EXERCISES TO COMPLETE:
**a.** Say whether each statement agrees with the passage about the restaurant Sara, answering yes or no and quoting the deciding words of that passage: (i) The Journey is a $125 dinner of eight courses. (ii) The restaurant opened in 2019. (iii) Sara switched to its tasting menu-only concept in the fall.
**b.** Write what comes next in the passage about the restaurant Sara, starting after its closing question.

TEXT BLOCK:

-*-

The restaurant opened in 2018 and, as time progressed, they noticed an inclination among diners to more relaxed and lively dining experiences over formal ones, so they adapted to follow suit.
More recently, though, they've noticed that diners are increasingly looking for a meal that offers more than just something to line one's stomach with: an experience, a story. In response, this past spring, Sara evolved again, shifting to a tasting menu-only concept called The Journey.
"I also think people are craving connection and storytelling more than ever. There's so much noise in everyday life that when people go out for dinner now, especially for special occasions, they want to fully immerse themselves in something. They want to feel like the restaurant is giving them its full attention, not just serving them dishes," Minister explains.
The Journey is exactly that. The $125, eight-course dinner is designed for connection. Each dish is a heartfelt encapsulation of a page in Sara's story. The flavours and elements lend themselves to discussion around the table, while the service is attentive and personable.
Another question inevitably rises out of this move, though: if a majority of Toronto residents are increasingly finding themselves in tight financial positions, will multi-course prix fixe menus really appeal to them?

-*-

RECORD LIST:
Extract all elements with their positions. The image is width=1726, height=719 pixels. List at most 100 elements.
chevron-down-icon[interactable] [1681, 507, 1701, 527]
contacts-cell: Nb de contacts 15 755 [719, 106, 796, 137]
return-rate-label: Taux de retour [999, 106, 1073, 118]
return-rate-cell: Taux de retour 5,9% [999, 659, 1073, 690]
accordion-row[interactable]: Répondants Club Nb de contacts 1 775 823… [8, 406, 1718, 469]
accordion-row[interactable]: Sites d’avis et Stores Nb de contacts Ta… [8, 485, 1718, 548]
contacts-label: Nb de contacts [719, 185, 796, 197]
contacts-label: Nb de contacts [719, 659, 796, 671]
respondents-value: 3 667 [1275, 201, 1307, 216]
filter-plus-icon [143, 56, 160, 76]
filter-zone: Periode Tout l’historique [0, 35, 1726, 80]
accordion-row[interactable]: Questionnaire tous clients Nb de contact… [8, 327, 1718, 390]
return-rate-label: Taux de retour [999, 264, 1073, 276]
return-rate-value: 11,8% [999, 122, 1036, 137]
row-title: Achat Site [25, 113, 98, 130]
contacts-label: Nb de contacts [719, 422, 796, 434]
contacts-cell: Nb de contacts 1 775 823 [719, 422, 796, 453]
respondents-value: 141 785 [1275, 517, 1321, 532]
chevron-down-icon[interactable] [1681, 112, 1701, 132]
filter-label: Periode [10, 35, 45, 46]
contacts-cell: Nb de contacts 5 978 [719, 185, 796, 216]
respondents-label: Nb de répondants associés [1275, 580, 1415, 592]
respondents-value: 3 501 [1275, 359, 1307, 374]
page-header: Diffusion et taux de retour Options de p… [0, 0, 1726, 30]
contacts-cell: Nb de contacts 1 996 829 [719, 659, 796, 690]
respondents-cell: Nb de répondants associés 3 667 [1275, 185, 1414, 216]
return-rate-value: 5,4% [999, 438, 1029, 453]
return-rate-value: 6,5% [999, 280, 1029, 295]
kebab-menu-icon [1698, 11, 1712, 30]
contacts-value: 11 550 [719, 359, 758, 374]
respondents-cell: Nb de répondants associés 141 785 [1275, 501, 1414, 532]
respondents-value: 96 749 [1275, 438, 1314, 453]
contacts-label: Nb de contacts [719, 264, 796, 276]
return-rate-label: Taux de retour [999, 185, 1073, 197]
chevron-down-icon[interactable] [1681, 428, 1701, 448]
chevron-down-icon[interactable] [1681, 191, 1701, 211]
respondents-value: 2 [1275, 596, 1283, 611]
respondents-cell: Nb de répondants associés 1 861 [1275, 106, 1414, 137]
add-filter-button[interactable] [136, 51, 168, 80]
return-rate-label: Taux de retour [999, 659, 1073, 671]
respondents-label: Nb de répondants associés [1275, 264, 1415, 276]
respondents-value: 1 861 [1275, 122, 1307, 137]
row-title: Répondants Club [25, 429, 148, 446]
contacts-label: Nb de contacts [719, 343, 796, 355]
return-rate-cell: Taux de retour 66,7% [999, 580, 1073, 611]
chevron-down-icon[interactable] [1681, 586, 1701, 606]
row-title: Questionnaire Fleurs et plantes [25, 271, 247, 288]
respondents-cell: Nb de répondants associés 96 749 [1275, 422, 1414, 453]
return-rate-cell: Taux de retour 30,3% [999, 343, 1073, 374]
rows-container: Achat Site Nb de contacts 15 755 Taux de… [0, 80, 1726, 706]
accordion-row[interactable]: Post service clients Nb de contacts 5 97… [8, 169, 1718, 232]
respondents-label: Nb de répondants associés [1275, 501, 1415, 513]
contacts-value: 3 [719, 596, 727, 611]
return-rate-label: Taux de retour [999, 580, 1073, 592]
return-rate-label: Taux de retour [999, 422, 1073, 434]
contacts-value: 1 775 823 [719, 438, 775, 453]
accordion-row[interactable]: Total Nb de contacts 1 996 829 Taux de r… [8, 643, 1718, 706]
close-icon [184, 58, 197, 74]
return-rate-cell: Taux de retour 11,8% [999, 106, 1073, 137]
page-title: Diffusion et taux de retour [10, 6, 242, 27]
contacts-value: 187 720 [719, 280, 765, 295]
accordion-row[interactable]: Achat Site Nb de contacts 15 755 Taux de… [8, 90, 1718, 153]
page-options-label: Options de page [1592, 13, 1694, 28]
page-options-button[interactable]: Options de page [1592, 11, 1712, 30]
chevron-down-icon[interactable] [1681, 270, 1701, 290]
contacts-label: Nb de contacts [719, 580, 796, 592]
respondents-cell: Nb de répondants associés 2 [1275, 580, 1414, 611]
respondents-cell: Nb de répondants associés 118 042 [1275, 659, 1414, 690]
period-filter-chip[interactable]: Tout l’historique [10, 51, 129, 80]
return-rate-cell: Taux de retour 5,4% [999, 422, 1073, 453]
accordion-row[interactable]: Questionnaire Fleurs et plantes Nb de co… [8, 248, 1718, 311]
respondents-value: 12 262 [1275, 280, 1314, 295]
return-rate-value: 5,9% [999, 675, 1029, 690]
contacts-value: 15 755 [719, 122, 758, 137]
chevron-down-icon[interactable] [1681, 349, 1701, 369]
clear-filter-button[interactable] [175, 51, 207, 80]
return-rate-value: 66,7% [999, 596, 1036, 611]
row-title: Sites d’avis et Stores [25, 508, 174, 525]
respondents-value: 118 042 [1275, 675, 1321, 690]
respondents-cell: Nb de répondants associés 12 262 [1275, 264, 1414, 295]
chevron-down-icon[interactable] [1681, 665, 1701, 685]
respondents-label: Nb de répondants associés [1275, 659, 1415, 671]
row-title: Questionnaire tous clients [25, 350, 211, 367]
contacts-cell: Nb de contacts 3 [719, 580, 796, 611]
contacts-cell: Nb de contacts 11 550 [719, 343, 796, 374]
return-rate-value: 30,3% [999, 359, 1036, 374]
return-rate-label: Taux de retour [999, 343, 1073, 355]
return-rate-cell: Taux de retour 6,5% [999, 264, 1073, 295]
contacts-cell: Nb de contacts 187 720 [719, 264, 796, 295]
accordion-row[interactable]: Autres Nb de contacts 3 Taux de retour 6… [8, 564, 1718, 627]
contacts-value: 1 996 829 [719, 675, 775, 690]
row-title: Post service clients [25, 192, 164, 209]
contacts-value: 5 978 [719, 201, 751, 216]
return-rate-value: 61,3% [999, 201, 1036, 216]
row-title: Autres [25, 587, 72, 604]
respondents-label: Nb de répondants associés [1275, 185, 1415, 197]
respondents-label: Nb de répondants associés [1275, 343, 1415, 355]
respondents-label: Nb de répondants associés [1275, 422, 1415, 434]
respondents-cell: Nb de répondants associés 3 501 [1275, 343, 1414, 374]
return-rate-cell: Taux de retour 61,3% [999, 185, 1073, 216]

-*-

REPLIES:
**a.**
(i) Yes: "The $125, eight-course dinner is designed for connection."
(ii) No: "The restaurant opened in 2018"
(iii) No: "this past spring, Sara evolved again, shifting to a tasting menu-only concept called The Journey."

**b.**
In Minister's opinion, it's less a question of affordability (though, it should be noted, Sara's tasting menu falls toward the lower end of the spectrum, anyway) and more about the value a diner is getting out of each dollar.
"Diners are much more value-conscious than they used to be. People work hard for their money, and when they choose to spend it on dining out, they want to feel like it was truly worth it. That doesn’t necessarily mean 'cheap,' it means meaningful. Guests want to leave saying, 'That was special.'"
It's in league with a swath of other celebrated restaurants, like MIMI Chinese and Bar Allegro (formerly Vinoteca Pompette), undergoing rebrands of varying severity, either to contemporize (as in the case of the former) or become a more earnest interpretation of its team's mission (the latter).
In all cases, these shifts have happened in the service of offering something that feels more genuine to diners, believing that's the key to keeping them coming back.
Not all established restaurants are undergoing significant rebrands or menu overhauls to keep themselves on local diners' rosters, though.

George has been a Toronto fine dining fixture since 2003. Photo by @georgeonqueen.
Chef Lorenzo Loseto of George tells blogTO that, while the menu at the Michelin-recommended Corktown restaurant has, inevitably, changed over its 23 years in business, the secret sauce that's given it city-wide recognition hasn't.
What is that secret sauce, you ask? "I believe a successful food program can only be achieved by cooking what you are truly passionate about; a menu should reflect the ideology of the chef and their team," Chef Loseto says.
That's not to say that the menu hasn't reflected dining trends over the years, though.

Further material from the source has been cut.